Exercise details —
Every entry below must appear again, exactly as written.

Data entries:
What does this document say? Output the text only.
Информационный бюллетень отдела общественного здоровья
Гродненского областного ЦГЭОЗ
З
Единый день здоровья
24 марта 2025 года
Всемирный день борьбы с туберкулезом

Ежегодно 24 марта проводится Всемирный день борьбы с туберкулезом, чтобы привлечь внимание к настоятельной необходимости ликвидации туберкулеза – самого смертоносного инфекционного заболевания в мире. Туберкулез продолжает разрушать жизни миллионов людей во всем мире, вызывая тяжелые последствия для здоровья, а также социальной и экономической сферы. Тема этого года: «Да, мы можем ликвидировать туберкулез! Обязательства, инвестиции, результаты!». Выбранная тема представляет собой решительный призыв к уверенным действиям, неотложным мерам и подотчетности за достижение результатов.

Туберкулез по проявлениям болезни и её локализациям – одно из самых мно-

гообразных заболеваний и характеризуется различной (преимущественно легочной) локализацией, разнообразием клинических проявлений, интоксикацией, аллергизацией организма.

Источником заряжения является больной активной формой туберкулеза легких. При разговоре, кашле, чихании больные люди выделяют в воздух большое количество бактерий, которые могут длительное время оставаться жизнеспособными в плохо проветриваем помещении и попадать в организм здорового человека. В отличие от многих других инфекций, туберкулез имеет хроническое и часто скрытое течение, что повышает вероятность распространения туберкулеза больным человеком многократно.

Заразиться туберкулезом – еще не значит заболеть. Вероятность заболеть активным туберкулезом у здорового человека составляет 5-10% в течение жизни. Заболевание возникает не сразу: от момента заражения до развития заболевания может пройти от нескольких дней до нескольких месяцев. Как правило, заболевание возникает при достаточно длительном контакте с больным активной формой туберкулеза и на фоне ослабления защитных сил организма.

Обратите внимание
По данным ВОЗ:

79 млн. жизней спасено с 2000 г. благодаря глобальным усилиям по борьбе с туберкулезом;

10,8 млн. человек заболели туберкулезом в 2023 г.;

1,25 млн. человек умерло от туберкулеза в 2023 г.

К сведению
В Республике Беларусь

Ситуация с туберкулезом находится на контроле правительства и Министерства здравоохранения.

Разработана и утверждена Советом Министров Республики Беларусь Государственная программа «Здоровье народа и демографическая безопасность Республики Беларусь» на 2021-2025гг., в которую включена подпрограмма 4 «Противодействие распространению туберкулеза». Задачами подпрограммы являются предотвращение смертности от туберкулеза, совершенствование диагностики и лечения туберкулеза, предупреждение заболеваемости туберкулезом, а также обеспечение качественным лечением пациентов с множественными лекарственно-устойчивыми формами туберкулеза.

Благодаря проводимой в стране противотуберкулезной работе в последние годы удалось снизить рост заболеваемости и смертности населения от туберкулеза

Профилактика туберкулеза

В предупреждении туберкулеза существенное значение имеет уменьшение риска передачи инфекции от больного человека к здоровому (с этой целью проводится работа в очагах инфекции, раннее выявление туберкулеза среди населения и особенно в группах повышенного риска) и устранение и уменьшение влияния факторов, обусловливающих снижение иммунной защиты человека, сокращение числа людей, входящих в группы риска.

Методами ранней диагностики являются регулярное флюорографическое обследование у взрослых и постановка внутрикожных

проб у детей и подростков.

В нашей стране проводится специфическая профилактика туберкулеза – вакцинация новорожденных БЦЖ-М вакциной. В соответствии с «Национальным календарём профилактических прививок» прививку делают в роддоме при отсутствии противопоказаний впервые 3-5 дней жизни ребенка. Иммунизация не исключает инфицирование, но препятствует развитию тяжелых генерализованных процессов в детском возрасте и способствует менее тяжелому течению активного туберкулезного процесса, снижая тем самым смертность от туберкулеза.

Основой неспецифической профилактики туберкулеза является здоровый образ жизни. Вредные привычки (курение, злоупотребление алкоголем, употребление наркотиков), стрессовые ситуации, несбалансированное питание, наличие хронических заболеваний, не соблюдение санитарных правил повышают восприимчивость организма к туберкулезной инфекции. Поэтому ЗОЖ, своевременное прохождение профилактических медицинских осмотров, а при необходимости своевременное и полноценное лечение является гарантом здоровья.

Output of the task —
What does this document say? Output the text only.
Информационный бюллетень отдела общественного здоровья
Гродненского областного ЦГЭОЗ
З
Единый день здоровья
24 марта 2025 года
Всемирный день борьбы с туберкулезом

Ежегодно 24 марта проводится Всемирный день борьбы с туберкулезом, чтобы привлечь внимание к настоятельной необходимости ликвидации туберкулеза – самого смертоносного инфекционного заболевания в мире. Туберкулез продолжает разрушать жизни миллионов людей во всем мире, вызывая тяжелые последствия для здоровья, а также социальной и экономической сферы. Тема этого года: «Да, мы можем ликвидировать туберкулез! Обязательства, инвестиции, результаты!». Выбранная тема представляет собой решительный призыв к уверенным действиям, неотложным мерам и подотчетности за достижение результатов.

Туберкулез по проявлениям болезни и её локализациям – одно из самых мно-

гообразных заболеваний и характеризуется различной (преимущественно легочной) локализацией, разнообразием клинических проявлений, интоксикацией, аллергизацией организма.

Источником заряжения является больной активной формой туберкулеза легких. При разговоре, кашле, чихании больные люди выделяют в воздух большое количество бактерий, которые могут длительное время оставаться жизнеспособными в плохо проветриваем помещении и попадать в организм здорового человека. В отличие от многих других инфекций, туберкулез имеет хроническое и часто скрытое течение, что повышает вероятность распространения туберкулеза больным человеком многократно.

Заразиться туберкулезом – еще не значит заболеть. Вероятность заболеть активным туберкулезом у здорового человека составляет 5-10% в течение жизни. Заболевание возникает не сразу: от момента заражения до развития заболевания может пройти от нескольких дней до нескольких месяцев. Как правило, заболевание возникает при достаточно длительном контакте с больным активной формой туберкулеза и на фоне ослабления защитных сил организма.

Обратите внимание
По данным ВОЗ:

79 млн. жизней спасено с 2000 г. благодаря глобальным усилиям по борьбе с туберкулезом;

10,8 млн. человек заболели туберкулезом в 2023 г.;

1,25 млн. человек умерло от туберкулеза в 2023 г.

К сведению
В Республике Беларусь

Ситуация с туберкулезом находится на контроле правительства и Министерства здравоохранения.

Разработана и утверждена Советом Министров Республики Беларусь Государственная программа «Здоровье народа и демографическая безопасность Республики Беларусь» на 2021-2025гг., в которую включена подпрограмма 4 «Противодействие распространению туберкулеза». Задачами подпрограммы являются предотвращение смертности от туберкулеза, совершенствование диагностики и лечения туберкулеза, предупреждение заболеваемости туберкулезом, а также обеспечение качественным лечением пациентов с множественными лекарственно-устойчивыми формами туберкулеза.

Благодаря проводимой в стране противотуберкулезной работе в последние годы удалось снизить рост заболеваемости и смертности населения от туберкулеза

Профилактика туберкулеза

В предупреждении туберкулеза существенное значение имеет уменьшение риска передачи инфекции от больного человека к здоровому (с этой целью проводится работа в очагах инфекции, раннее выявление туберкулеза среди населения и особенно в группах повышенного риска) и устранение и уменьшение влияния факторов, обусловливающих снижение иммунной защиты человека, сокращение числа людей, входящих в группы риска.

Методами ранней диагностики являются регулярное флюорографическое обследование у взрослых и постановка внутрикожных

проб у детей и подростков.

В нашей стране проводится специфическая профилактика туберкулеза – вакцинация новорожденных БЦЖ-М вакциной. В соответствии с «Национальным календарём профилактических прививок» прививку делают в роддоме при отсутствии противопоказаний впервые 3-5 дней жизни ребенка. Иммунизация не исключает инфицирование, но препятствует развитию тяжелых генерализованных процессов в детском возрасте и способствует менее тяжелому течению активного туберкулезного процесса, снижая тем самым смертность от туберкулеза.

Основой неспецифической профилактики туберкулеза является здоровый образ жизни. Вредные привычки (курение, злоупотребление алкоголем, употребление наркотиков), стрессовые ситуации, несбалансированное питание, наличие хронических заболеваний, не соблюдение санитарных правил повышают восприимчивость организма к туберкулезной инфекции. Поэтому ЗОЖ, своевременное прохождение профилактических медицинских осмотров, а при необходимости своевременное и полноценное лечение является гарантом здоровья.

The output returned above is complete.